Request: In the listing below, count the lines containing the string "filed" and state only the number.
[start]
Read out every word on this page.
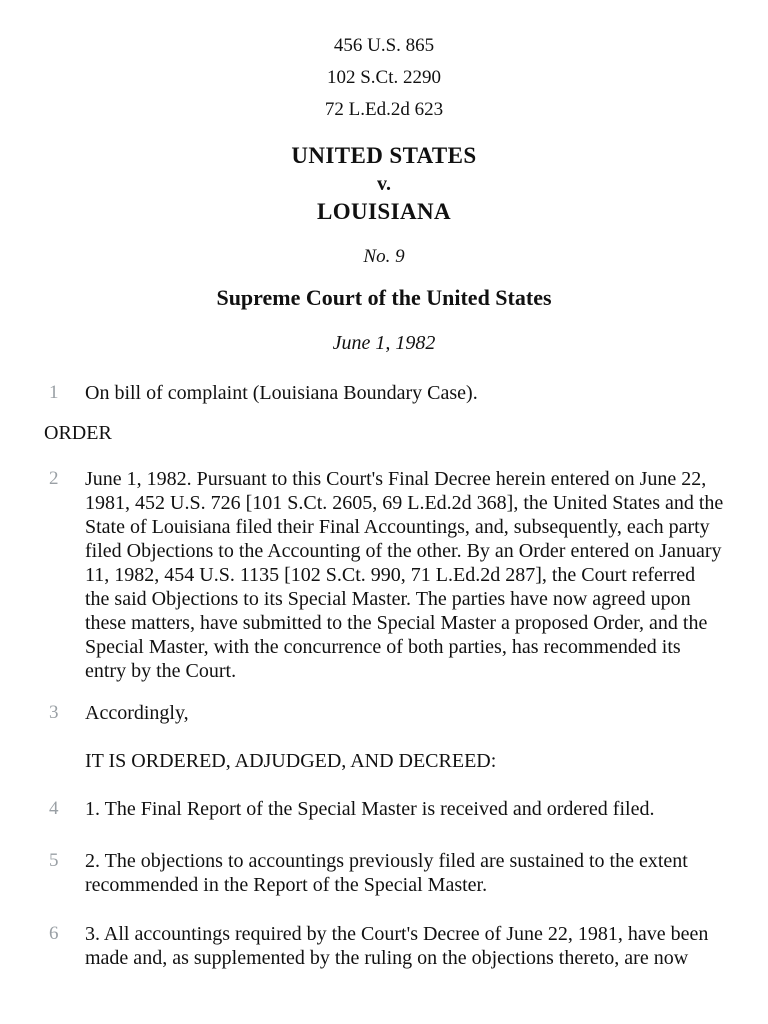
456 U.S. 865
102 S.Ct. 2290
72 L.Ed.2d 623
UNITED STATES
v.
LOUISIANA
No. 9
Supreme Court of the United States
June 1, 1982
1 On bill of complaint (Louisiana Boundary Case).
ORDER
2 June 1, 1982. Pursuant to this Court's Final Decree herein entered on June 22, 1981, 452 U.S. 726 [101 S.Ct. 2605, 69 L.Ed.2d 368], the United States and the State of Louisiana filed their Final Accountings, and, subsequently, each party filed Objections to the Accounting of the other. By an Order entered on January 11, 1982, 454 U.S. 1135 [102 S.Ct. 990, 71 L.Ed.2d 287], the Court referred the said Objections to its Special Master. The parties have now agreed upon these matters, have submitted to the Special Master a proposed Order, and the Special Master, with the concurrence of both parties, has recommended its entry by the Court.
3 Accordingly,
IT IS ORDERED, ADJUDGED, AND DECREED:
4 1. The Final Report of the Special Master is received and ordered filed.
5 2. The objections to accountings previously filed are sustained to the extent recommended in the Report of the Special Master.
6 3. All accountings required by the Court's Decree of June 22, 1981, have been made and, as supplemented by the ruling on the objections thereto, are now
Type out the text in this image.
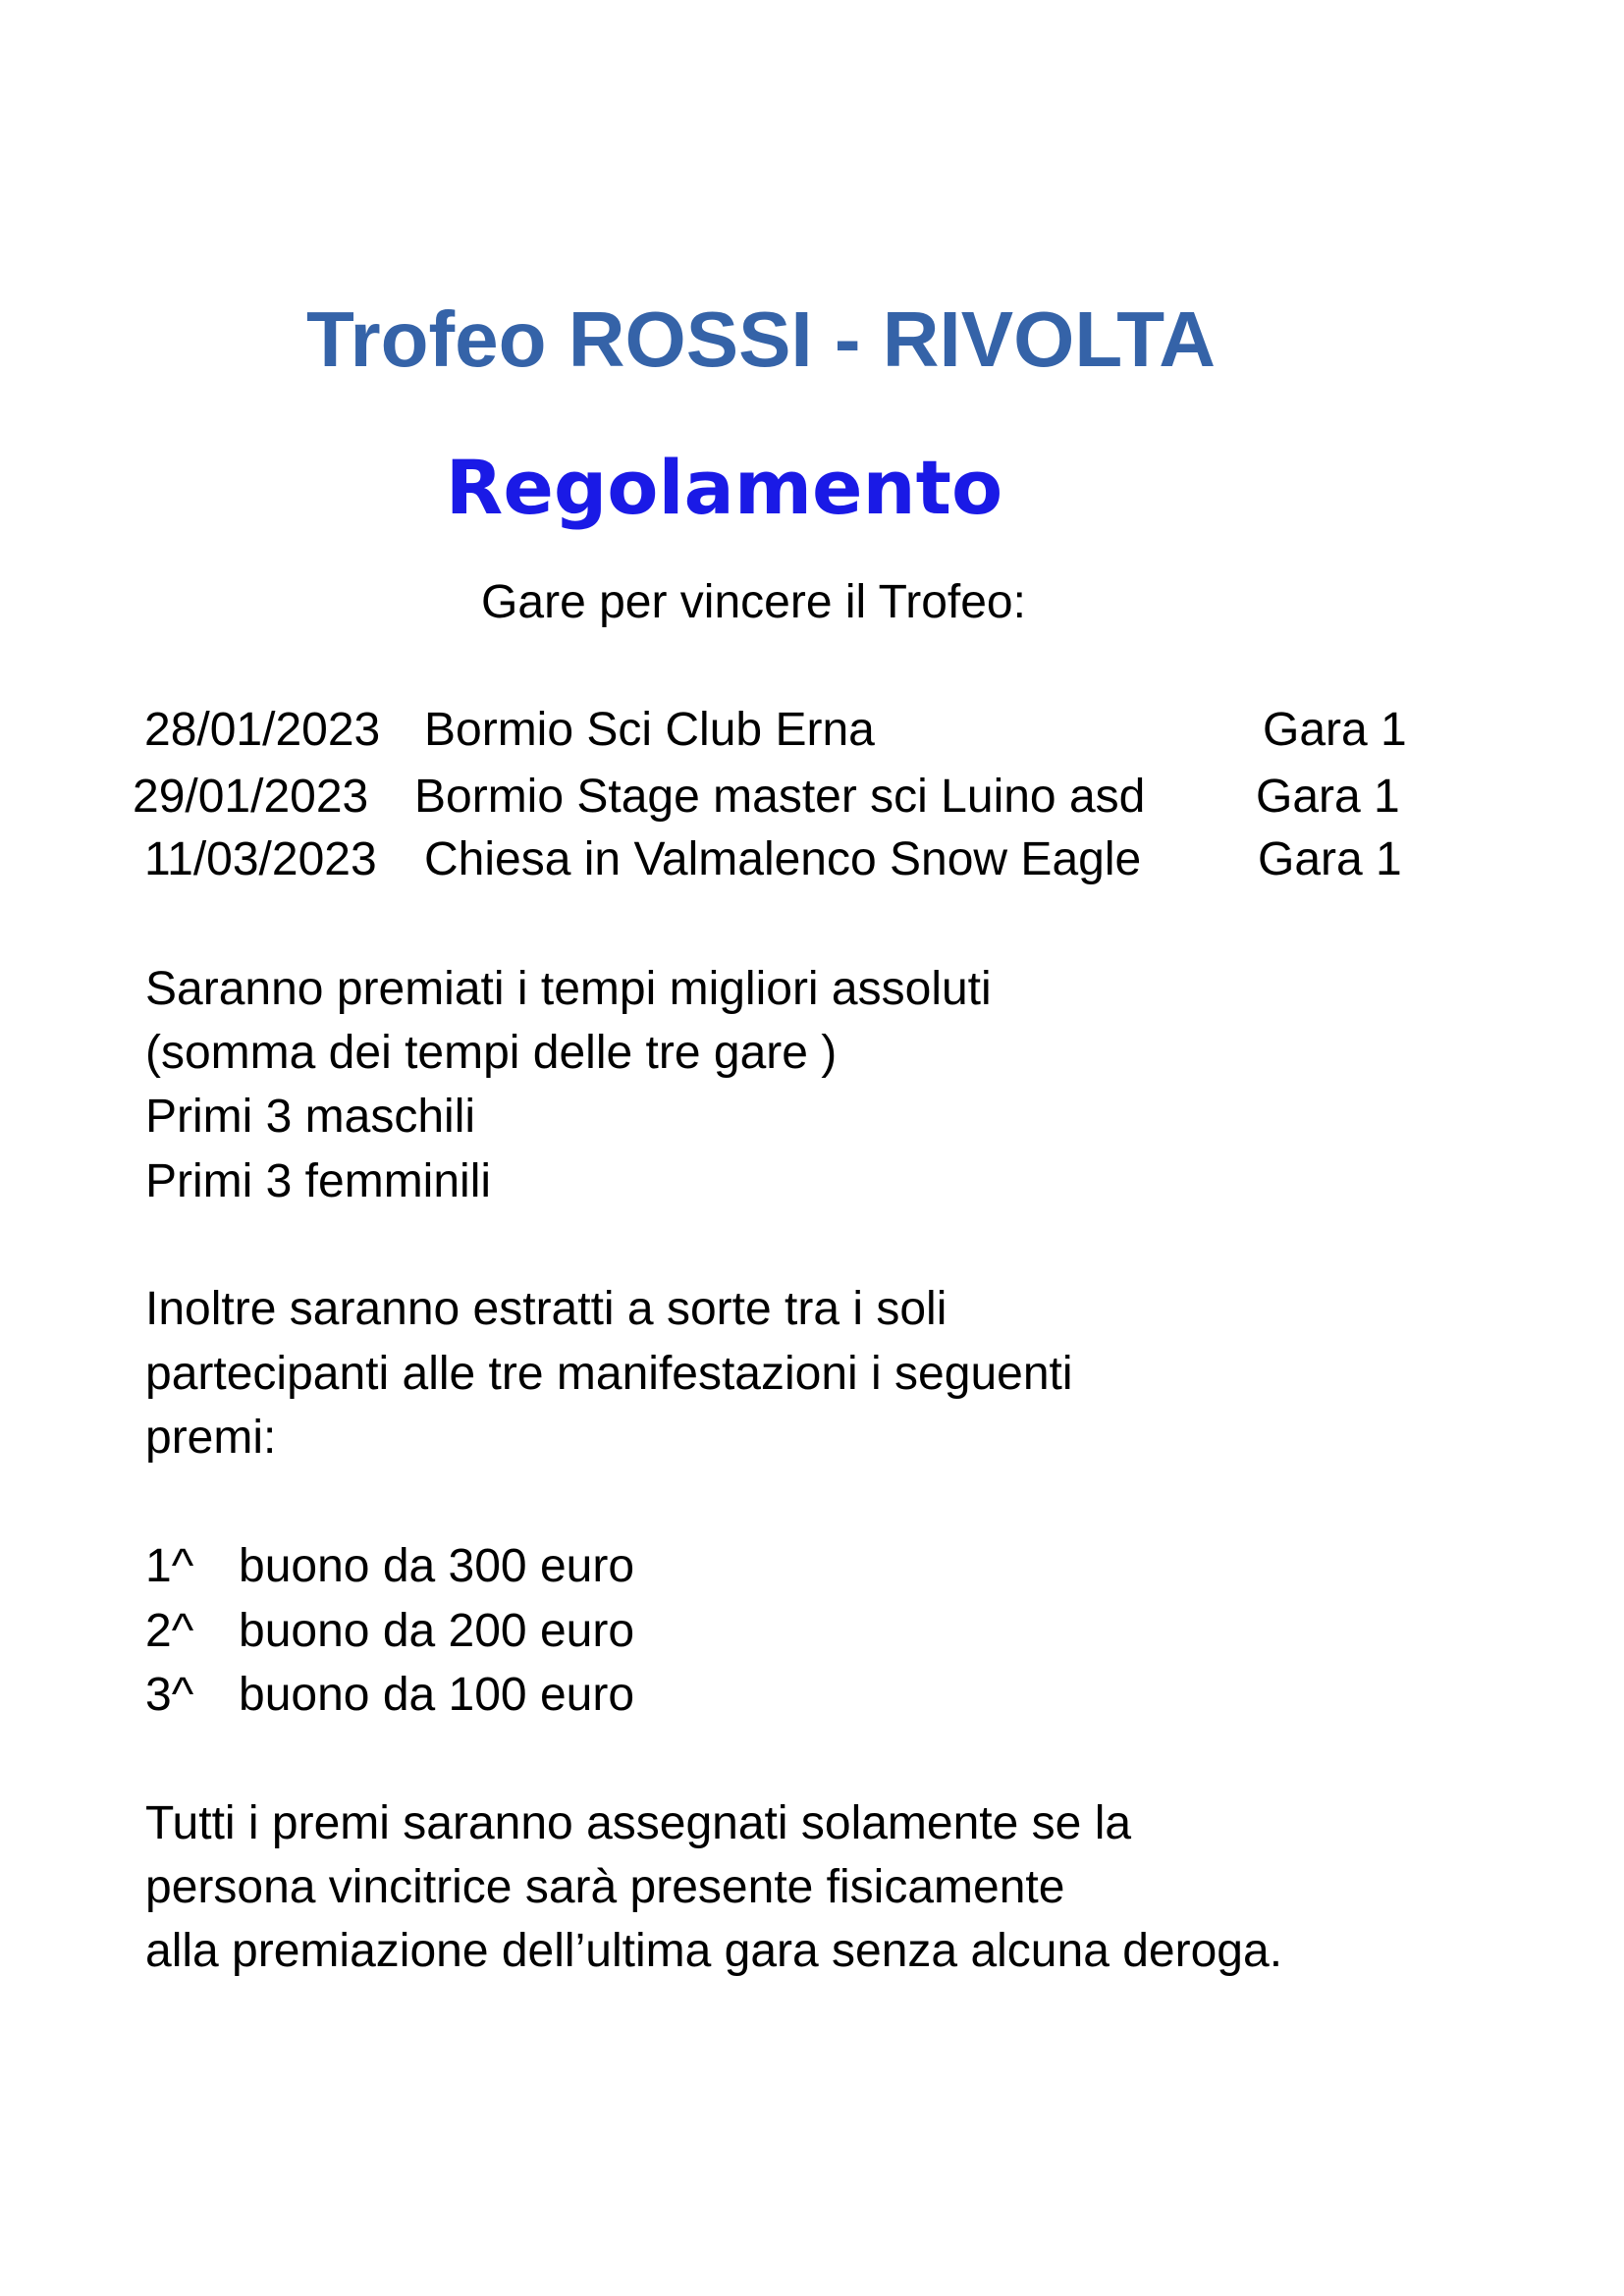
Trofeo ROSSI - RIVOLTA
Regolamento
Gare per vincere il Trofeo:
28/01/2023 Bormio Sci Club Erna	Gara 1
29/01/2023 Bormio Stage master sci Luino asd Gara 1
11/03/2023 Chiesa in Valmalenco Snow Eagle Gara 1
Saranno premiati i tempi migliori assoluti
(somma dei tempi delle tre gare )
Primi 3 maschili
Primi 3 femminili
Inoltre saranno estratti a sorte tra i soli
partecipanti alle tre manifestazioni i seguenti
premi:
1^ buono da 300 euro
2^ buono da 200 euro
3^ buono da 100 euro
Tutti i premi saranno assegnati solamente se la
persona vincitrice sarà presente fisicamente
alla premiazione dell’ultima gara senza alcuna deroga.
[end]
Exercise answer: 3